▸ What to do:
Without the pictures, return each record as it appears.

(Dataset records)
+++
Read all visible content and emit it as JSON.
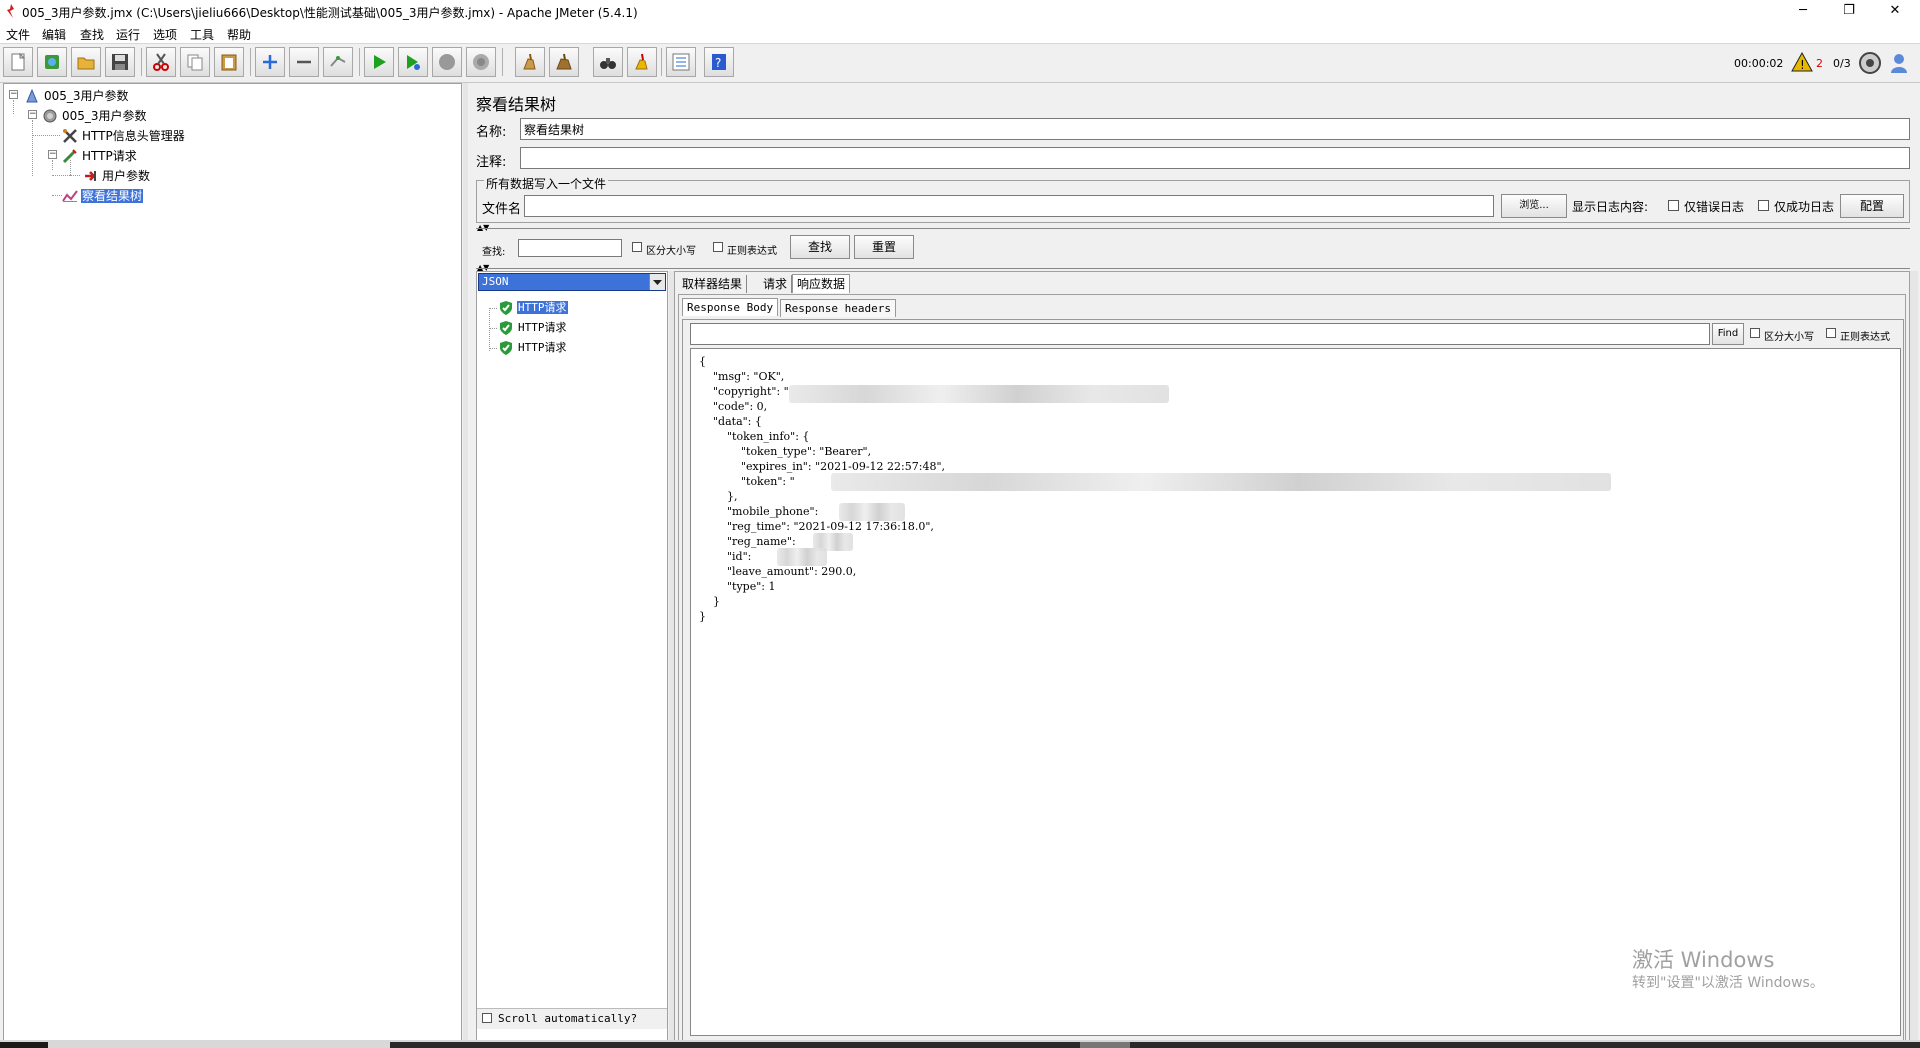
{
  "window": {
    "title": "005_3用户参数.jmx (C:\\Users\\jieliu666\\Desktop\\性能测试基础\\005_3用户参数.jmx) - Apache JMeter (5.4.1)",
    "minimize": "─",
    "maximize": "❐",
    "close": "✕"
  },
  "menu": [
    "文件",
    "编辑",
    "查找",
    "运行",
    "选项",
    "工具",
    "帮助"
  ],
  "status": {
    "elapsed": "00:00:02",
    "warnings": "2",
    "threads": "0/3"
  },
  "tree": {
    "items": [
      {
        "label": "005_3用户参数",
        "icon": "test-plan-icon"
      },
      {
        "label": "005_3用户参数",
        "icon": "thread-group-icon"
      },
      {
        "label": "HTTP信息头管理器",
        "icon": "header-manager-icon"
      },
      {
        "label": "HTTP请求",
        "icon": "http-sampler-icon"
      },
      {
        "label": "用户参数",
        "icon": "user-parameters-icon"
      },
      {
        "label": "察看结果树",
        "icon": "results-tree-icon"
      }
    ]
  },
  "panel": {
    "title": "察看结果树",
    "name_label": "名称:",
    "name_value": "察看结果树",
    "comment_label": "注释:",
    "comment_value": "",
    "file_group_label": "所有数据写入一个文件",
    "filename_label": "文件名",
    "filename_value": "",
    "browse_label": "浏览...",
    "log_display_label": "显示日志内容:",
    "errors_only_label": "仅错误日志",
    "success_only_label": "仅成功日志",
    "configure_label": "配置",
    "search_label": "查找:",
    "search_value": "",
    "case_sensitive_label": "区分大小写",
    "regex_label": "正则表达式",
    "search_button": "查找",
    "reset_button": "重置"
  },
  "results": {
    "renderer": "JSON",
    "samples": [
      "HTTP请求",
      "HTTP请求",
      "HTTP请求"
    ],
    "scroll_auto_label": "Scroll automatically?"
  },
  "detail": {
    "tabs": [
      "取样器结果",
      "请求",
      "响应数据"
    ],
    "subtabs": [
      "Response Body",
      "Response headers"
    ],
    "find_button": "Find",
    "case_sensitive_label": "区分大小写",
    "regex_label": "正则表达式",
    "json_lines": [
      "{",
      "    \"msg\": \"OK\",",
      "    \"copyright\": \"",
      "    \"code\": 0,",
      "    \"data\": {",
      "        \"token_info\": {",
      "            \"token_type\": \"Bearer\",",
      "            \"expires_in\": \"2021-09-12 22:57:48\",",
      "            \"token\": \"",
      "        },",
      "        \"mobile_phone\": ",
      "        \"reg_time\": \"2021-09-12 17:36:18.0\",",
      "        \"reg_name\": ",
      "        \"id\": ",
      "        \"leave_amount\": 290.0,",
      "        \"type\": 1",
      "    }",
      "}"
    ]
  },
  "watermark": {
    "line1": "激活 Windows",
    "line2": "转到\"设置\"以激活 Windows。"
  },
  "colors": {
    "selection": "#3d72d8",
    "pass_green": "#2a9a3a",
    "warning": "#e8b800"
  }
}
+++
▸ Worked answer:
Read all visible content and emit it as JSON.
{
  "window": {
    "title": "005_3用户参数.jmx (C:\\Users\\jieliu666\\Desktop\\性能测试基础\\005_3用户参数.jmx) - Apache JMeter (5.4.1)",
    "minimize": "─",
    "maximize": "❐",
    "close": "✕"
  },
  "menu": [
    "文件",
    "编辑",
    "查找",
    "运行",
    "选项",
    "工具",
    "帮助"
  ],
  "status": {
    "elapsed": "00:00:02",
    "warnings": "2",
    "threads": "0/3"
  },
  "tree": {
    "items": [
      {
        "label": "005_3用户参数",
        "icon": "test-plan-icon"
      },
      {
        "label": "005_3用户参数",
        "icon": "thread-group-icon"
      },
      {
        "label": "HTTP信息头管理器",
        "icon": "header-manager-icon"
      },
      {
        "label": "HTTP请求",
        "icon": "http-sampler-icon"
      },
      {
        "label": "用户参数",
        "icon": "user-parameters-icon"
      },
      {
        "label": "察看结果树",
        "icon": "results-tree-icon"
      }
    ]
  },
  "panel": {
    "title": "察看结果树",
    "name_label": "名称:",
    "name_value": "察看结果树",
    "comment_label": "注释:",
    "comment_value": "",
    "file_group_label": "所有数据写入一个文件",
    "filename_label": "文件名",
    "filename_value": "",
    "browse_label": "浏览...",
    "log_display_label": "显示日志内容:",
    "errors_only_label": "仅错误日志",
    "success_only_label": "仅成功日志",
    "configure_label": "配置",
    "search_label": "查找:",
    "search_value": "",
    "case_sensitive_label": "区分大小写",
    "regex_label": "正则表达式",
    "search_button": "查找",
    "reset_button": "重置"
  },
  "results": {
    "renderer": "JSON",
    "samples": [
      "HTTP请求",
      "HTTP请求",
      "HTTP请求"
    ],
    "scroll_auto_label": "Scroll automatically?"
  },
  "detail": {
    "tabs": [
      "取样器结果",
      "请求",
      "响应数据"
    ],
    "subtabs": [
      "Response Body",
      "Response headers"
    ],
    "find_button": "Find",
    "case_sensitive_label": "区分大小写",
    "regex_label": "正则表达式",
    "json_lines": [
      "{",
      "    \"msg\": \"OK\",",
      "    \"copyright\": \"",
      "    \"code\": 0,",
      "    \"data\": {",
      "        \"token_info\": {",
      "            \"token_type\": \"Bearer\",",
      "            \"expires_in\": \"2021-09-12 22:57:48\",",
      "            \"token\": \"",
      "        },",
      "        \"mobile_phone\": ",
      "        \"reg_time\": \"2021-09-12 17:36:18.0\",",
      "        \"reg_name\": ",
      "        \"id\": ",
      "        \"leave_amount\": 290.0,",
      "        \"type\": 1",
      "    }",
      "}"
    ]
  },
  "watermark": {
    "line1": "激活 Windows",
    "line2": "转到\"设置\"以激活 Windows。"
  },
  "colors": {
    "selection": "#3d72d8",
    "pass_green": "#2a9a3a",
    "warning": "#e8b800"
  }
}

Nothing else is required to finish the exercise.